Parts of the exercise –
1) Translate this sentence from the Apache post below into German: "Everything indicates that these are bugs in, most likely, Apache, perhaps also mod_rewrite."
2) Pick up the Apache post below at the point where it stops and write what comes next.

Reading passage –
┄┄┄┄┄┄┄┄┄┄

Googling around shows that many other people have had the same problem, but still I have been unable to find a fix or workaround. Everything indicates that these are bugs in, most likely, Apache, perhaps also mod_rewrite.
RewriteEngine on RewriteRule ^(.+)/ category.php?name=$1
<?= $_GET['name'] ?>
This will work fine most of the time, the 'name' arg contains the subdirectory of the folder containing the .htaccess file. But, when you put any of the characters that Windows does not permit in a filename (\ / : * ? " < > |) into the subdirectory of the request, Apache returns a 403 Forbidden. Of course, these characters are URL-encoded. It seems like the problem is that Apache is checking the path to be a valid Windows filename before passing it to mod_rewrite where the subdirectory is rewritten to be a script argument that can accept any properly encoded character.

┄┄┄┄┄┄┄┄┄┄

Information –

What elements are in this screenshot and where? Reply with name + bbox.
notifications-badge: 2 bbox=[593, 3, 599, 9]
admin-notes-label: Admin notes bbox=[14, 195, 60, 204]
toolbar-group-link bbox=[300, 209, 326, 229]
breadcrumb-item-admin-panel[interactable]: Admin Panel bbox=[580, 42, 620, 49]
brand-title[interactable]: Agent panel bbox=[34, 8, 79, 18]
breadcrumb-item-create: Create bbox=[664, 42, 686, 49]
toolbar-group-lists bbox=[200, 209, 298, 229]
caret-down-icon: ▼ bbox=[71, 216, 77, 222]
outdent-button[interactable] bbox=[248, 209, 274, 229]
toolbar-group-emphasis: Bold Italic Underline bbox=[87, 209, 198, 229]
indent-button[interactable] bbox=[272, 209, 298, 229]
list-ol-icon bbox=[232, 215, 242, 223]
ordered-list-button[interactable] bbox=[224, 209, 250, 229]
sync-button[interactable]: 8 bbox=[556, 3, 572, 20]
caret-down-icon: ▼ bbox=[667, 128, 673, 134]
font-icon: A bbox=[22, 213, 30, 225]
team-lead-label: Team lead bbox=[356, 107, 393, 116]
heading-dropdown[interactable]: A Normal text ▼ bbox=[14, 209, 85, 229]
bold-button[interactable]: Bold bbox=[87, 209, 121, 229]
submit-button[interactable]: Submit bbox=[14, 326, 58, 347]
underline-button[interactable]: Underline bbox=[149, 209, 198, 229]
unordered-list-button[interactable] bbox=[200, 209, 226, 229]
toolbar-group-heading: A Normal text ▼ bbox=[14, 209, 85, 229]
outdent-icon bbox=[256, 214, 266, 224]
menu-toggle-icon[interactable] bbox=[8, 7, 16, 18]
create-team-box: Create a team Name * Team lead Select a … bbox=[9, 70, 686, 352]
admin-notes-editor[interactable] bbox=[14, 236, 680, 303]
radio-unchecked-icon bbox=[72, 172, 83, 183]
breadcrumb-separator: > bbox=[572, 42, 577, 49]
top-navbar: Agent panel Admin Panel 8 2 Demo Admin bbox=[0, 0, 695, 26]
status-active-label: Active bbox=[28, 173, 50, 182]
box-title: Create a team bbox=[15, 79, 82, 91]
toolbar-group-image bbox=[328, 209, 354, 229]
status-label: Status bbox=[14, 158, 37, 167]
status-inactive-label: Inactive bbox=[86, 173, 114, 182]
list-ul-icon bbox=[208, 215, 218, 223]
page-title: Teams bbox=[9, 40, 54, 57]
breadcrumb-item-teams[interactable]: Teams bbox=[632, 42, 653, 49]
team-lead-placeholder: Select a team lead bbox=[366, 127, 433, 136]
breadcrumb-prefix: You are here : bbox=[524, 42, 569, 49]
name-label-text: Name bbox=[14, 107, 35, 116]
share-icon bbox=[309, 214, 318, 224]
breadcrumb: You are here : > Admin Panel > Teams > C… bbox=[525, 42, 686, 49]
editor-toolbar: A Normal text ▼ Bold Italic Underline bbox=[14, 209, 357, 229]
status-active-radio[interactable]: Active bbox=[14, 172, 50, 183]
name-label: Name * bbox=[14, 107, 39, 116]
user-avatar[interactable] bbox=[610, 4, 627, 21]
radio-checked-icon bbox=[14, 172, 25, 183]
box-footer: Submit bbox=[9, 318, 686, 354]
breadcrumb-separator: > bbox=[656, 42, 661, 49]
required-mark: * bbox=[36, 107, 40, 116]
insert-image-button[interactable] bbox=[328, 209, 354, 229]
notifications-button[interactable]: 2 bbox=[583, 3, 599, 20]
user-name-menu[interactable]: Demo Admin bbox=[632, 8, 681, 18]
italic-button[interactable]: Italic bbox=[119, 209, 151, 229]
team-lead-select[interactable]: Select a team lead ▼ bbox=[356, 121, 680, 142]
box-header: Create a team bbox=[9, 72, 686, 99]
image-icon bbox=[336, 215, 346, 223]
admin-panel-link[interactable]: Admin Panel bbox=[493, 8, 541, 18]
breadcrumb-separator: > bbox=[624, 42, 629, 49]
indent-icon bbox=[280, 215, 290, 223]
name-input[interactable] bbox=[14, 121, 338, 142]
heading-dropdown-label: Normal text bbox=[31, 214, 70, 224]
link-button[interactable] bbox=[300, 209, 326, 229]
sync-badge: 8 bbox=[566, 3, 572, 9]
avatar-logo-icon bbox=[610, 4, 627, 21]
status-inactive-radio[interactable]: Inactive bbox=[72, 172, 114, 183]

┄┄┄┄┄┄┄┄┄┄

Results of the tasks –
1) Alles deutet darauf hin, dass es sich um Fehler handelt, höchstwahrscheinlich in Apache, vielleicht auch in mod_rewrite.

2)
The other problem I am having, is with plus signs. When rewritten they tend to be decoded twice so that given the previous code examples, if you had a category, "C++", encoded as, "C%2B%2B", it becomes, "C " (spaces), in the script. I'm pretty sure I understand why this happens...mod_rewrite decodes the URL before doing any work with it because you can URL-encode the same data in more than one way. For instance, the character "a" could be represented in the URL literally, or as "%61", and mod_rewrite needs to match either of these. So when I pass a plus sign as %2B to mod_rewrite it decodes it to +, then passes the + to the PHP script as an argument which gets decoded once again to a space. A way for mod_rewrite to fix this would be to provide a flag which re-encodes the replacement string in a rewrite rule. I can work around this in PHP by not using $_GET variables at all, and instead just rewriting all subdirectories of a folder to a handler script which parses the request URI directly. Of course, I would rather not though. And my first problem still prevents me from using special Windows filename characters.
Thanks for your guys' help before hand.